▶ Extrait:
■ ■ ■ ■ ■ ■ ■

Guy Lemay
Ennemis devenus alliés : un virus orphelin contre le cancer
La nature des virus
La nature des virus, c’est de se comporter comme des parasites à l’intérieur de cellules qu’ils exploitent et dont ils tirent leur énergie. L’exploitation par les virus des ressources de la cellule infectée entraîne le plus souvent la mort de celle-ci. Cependant, un virus à l’extérieur d’une cellule n’est guère plus vivant qu’un caillou!Les virus ont la capacité de se reproduire, tout en formant une constellation de variantes, mutants et chimères pouvant être sélectionnés par les virologistes. Dans le présent cas, ils cherchent à trouver des virus qui reconnaissent et attaquent les cellules cancéreuses en laissant intactes les cellules « normales » de notre corps.Des études ont permis de réaliser que les virus et les cellules co-évoluent au fil du temps afin de s’adapter les uns aux autres. Les cellules développent des mécanismes de protection contre les virus pendant que ceux-ci évoluent pour contrecarrer ces mécanismes et continuer à se multiplier. Par contre, les cellules cancéreuses, obsédées par la prolifération à tout prix, voyagent avec peu de bagages; elles sont mal équipées pour faire face aux infections virales. Alors qu’un affaiblissement bien calculé peut rendre un virus incapable d'infecter une cellule normale, les cellules cancéreuses demeurent sensibles. Des chercheurs à travers le monde travaillent à transformer ainsi leur virus favori en agent thérapeutique contre le cancer.
Un orphelin à la rescousse
Dans une scène du film de science-fiction « Je suis une légende », une scientifique explique l'utilisation d'une forme modifiée du virus de la rougeole comme remède à tous les cancers. La scène suivante montre une terre dévastée, peuplée d'une poignée de survivants harcelés par des hordes de zombies, résultat d'une pandémie causée par cette panacée miracle! Ce scénario, qui fait bien sûr sourire les virologistes, reflète tout de même les craintes de la population concernant les manipulations génétiques.

■ ■ ■ ■ ■ ■ ■

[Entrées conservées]
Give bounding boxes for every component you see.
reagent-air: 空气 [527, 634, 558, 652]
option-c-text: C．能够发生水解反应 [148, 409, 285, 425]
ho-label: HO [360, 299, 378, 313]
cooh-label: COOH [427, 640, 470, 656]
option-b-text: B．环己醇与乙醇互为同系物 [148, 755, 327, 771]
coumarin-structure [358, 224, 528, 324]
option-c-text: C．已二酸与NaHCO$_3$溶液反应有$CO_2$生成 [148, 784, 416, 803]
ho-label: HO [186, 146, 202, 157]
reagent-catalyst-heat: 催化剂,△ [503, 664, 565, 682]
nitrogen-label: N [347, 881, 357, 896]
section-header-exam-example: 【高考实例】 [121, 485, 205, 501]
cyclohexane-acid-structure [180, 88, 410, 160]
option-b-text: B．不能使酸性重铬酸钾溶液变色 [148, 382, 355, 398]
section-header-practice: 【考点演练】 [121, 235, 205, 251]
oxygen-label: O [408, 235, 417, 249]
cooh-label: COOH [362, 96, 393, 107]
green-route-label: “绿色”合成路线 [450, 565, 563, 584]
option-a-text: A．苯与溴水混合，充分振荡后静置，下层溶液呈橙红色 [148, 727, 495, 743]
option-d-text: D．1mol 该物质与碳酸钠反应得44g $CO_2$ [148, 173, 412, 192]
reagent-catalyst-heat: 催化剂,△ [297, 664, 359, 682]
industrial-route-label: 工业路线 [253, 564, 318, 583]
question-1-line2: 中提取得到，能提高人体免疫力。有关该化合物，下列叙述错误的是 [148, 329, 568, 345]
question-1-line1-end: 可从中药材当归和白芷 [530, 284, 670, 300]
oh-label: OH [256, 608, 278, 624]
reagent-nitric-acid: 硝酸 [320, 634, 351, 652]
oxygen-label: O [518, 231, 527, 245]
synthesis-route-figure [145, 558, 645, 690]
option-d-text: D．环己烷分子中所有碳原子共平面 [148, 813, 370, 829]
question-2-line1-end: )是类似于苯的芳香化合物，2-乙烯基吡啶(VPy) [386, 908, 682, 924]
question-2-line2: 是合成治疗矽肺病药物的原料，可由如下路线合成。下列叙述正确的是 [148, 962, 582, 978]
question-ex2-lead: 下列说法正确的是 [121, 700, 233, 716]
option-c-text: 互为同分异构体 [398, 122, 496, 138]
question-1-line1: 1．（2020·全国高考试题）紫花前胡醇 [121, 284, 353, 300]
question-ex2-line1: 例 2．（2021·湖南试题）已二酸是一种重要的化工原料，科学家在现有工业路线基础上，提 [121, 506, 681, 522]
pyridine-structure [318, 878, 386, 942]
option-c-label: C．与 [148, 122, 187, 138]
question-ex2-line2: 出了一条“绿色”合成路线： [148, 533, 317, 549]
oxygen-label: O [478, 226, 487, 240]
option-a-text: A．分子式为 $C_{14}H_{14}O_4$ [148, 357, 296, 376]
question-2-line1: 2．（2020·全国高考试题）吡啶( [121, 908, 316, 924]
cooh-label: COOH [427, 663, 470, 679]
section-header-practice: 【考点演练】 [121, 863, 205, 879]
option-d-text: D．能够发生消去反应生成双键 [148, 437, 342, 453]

■ ■ ■ ■ ■ ■ ■

▶ Tâches à réaliser:
1. Selon l'extrait, en se reproduisant, les virus forment une constellation de plusieurs types de virus. Énumérez tous ceux qui sont cités.
2. Dans l'extrait, quel virus la scientifique du film « Je suis une légende » présente-t-elle comme remède à tous les cancers ?
3. Reproduisez sans changement le passage de l'extrait qui commence par « Un orphelin à » et se termine par « les manipulations génétiques. ».
Ces entrées viennent d'une autre source.

▶ Vos réponses:
1.
- variantes
- mutants
- chimères

2. Une forme modifiée du virus de la rougeole.

3.
Un orphelin à la rescousse
Dans une scène du film de science-fiction « Je suis une légende », une scientifique explique l'utilisation d'une forme modifiée du virus de la rougeole comme remède à tous les cancers. La scène suivante montre une terre dévastée, peuplée d'une poignée de survivants harcelés par des hordes de zombies, résultat d'une pandémie causée par cette panacée miracle! Ce scénario, qui fait bien sûr sourire les virologistes, reflète tout de même les craintes de la population concernant les manipulations génétiques.